## Begin

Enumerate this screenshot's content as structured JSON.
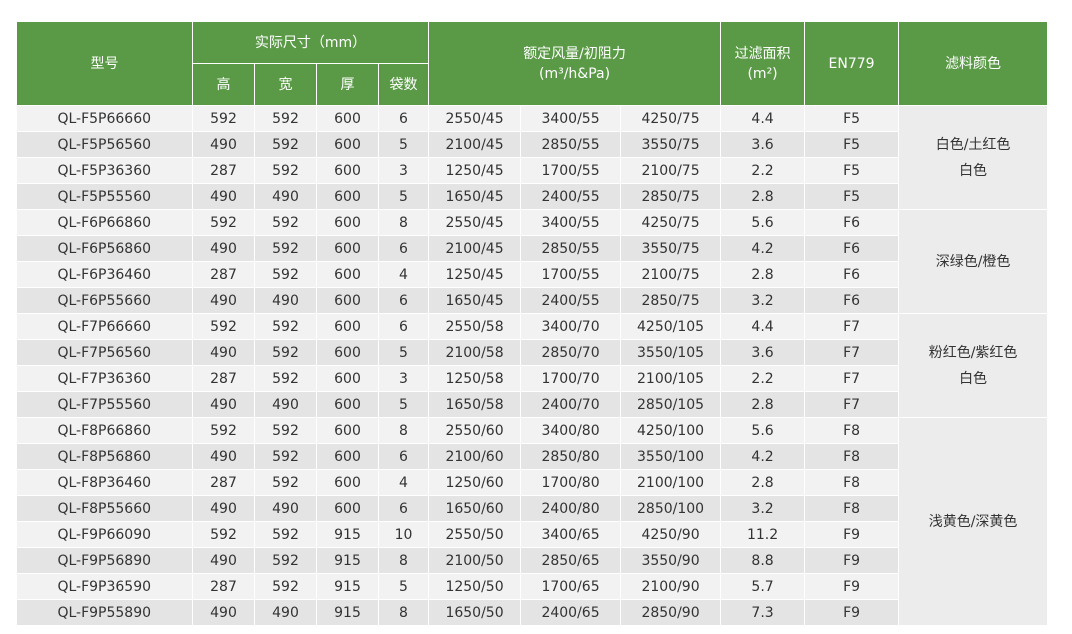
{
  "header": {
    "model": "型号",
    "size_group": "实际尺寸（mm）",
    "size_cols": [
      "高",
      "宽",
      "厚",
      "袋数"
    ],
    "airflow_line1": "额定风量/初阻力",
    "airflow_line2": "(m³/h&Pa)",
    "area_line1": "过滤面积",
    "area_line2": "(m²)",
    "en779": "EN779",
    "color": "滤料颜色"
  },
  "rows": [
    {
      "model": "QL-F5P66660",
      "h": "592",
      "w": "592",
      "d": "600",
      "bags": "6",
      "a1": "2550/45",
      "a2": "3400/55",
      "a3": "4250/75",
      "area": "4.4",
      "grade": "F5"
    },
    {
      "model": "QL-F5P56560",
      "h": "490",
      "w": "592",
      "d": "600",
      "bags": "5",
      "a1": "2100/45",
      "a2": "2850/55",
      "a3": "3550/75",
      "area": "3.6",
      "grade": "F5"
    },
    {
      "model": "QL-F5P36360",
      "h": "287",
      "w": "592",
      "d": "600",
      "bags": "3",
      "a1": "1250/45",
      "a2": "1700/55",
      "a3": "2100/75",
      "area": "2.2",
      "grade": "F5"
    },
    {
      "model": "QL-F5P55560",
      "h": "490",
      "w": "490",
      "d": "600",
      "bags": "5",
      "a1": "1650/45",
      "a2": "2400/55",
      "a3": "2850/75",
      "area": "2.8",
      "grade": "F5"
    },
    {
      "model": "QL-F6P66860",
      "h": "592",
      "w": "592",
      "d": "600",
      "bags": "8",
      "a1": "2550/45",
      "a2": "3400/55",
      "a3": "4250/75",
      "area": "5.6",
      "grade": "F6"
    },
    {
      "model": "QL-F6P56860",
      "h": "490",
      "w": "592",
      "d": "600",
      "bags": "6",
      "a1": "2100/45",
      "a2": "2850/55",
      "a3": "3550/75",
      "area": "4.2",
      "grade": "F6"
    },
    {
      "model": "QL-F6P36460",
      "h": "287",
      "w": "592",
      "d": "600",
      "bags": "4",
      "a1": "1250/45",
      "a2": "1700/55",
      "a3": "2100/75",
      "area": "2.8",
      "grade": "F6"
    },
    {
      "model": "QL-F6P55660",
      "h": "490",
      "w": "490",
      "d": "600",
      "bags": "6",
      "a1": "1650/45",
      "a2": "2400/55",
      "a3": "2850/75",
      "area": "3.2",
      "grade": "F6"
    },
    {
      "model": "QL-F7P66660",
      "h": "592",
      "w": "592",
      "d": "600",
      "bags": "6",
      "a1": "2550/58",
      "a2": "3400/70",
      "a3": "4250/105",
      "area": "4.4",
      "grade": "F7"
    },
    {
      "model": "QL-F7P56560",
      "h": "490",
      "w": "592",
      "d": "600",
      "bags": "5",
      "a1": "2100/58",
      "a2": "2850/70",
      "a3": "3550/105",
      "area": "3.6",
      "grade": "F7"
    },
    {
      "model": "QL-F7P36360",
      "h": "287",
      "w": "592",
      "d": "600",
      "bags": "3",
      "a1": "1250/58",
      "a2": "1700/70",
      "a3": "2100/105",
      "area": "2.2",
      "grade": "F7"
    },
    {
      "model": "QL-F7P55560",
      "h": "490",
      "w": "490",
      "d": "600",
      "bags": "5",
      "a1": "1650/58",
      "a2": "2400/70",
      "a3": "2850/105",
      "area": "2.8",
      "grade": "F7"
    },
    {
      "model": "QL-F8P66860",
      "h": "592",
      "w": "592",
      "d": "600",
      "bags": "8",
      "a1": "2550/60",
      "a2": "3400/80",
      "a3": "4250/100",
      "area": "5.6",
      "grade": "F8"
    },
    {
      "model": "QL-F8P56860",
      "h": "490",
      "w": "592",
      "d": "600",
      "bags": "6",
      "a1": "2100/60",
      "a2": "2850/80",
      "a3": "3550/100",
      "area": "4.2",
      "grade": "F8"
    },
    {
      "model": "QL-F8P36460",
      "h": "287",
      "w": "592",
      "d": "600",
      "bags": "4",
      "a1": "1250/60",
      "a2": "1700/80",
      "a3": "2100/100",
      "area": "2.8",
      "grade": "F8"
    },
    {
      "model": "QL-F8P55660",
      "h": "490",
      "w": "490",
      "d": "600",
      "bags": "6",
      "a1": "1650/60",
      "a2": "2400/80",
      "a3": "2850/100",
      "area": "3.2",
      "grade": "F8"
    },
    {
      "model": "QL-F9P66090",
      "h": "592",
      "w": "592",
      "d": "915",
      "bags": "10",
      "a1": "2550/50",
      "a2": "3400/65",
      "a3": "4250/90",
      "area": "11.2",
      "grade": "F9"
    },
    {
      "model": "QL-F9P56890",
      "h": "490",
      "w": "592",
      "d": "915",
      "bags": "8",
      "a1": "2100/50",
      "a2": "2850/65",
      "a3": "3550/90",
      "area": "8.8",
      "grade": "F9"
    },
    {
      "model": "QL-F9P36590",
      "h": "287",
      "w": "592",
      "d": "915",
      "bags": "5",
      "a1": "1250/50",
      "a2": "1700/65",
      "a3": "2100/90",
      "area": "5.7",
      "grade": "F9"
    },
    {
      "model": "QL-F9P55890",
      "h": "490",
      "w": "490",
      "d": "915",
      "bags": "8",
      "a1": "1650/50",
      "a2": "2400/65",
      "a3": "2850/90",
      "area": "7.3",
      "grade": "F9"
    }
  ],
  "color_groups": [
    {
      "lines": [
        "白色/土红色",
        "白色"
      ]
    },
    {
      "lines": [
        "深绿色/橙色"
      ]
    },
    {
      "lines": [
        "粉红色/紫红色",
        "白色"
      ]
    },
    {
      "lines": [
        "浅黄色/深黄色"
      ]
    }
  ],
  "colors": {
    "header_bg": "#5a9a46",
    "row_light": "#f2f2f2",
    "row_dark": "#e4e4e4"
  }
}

## End
## Begin

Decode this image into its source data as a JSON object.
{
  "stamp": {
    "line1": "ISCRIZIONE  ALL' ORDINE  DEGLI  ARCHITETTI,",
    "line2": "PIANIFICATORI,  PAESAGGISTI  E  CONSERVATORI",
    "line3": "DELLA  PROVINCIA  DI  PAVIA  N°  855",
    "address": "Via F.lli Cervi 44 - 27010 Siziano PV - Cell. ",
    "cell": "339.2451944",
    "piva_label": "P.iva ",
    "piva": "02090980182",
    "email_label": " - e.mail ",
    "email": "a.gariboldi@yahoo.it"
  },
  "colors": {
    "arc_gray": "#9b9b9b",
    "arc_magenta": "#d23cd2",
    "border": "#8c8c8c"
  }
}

## End

** SHORT TASK **
Point out every line holding the string "this" and copy it.

** OUTPUT OF THE EXERCISE **
Enumerate this screenshot's content as structured JSON.
Decode this image into its source data as a JSON object.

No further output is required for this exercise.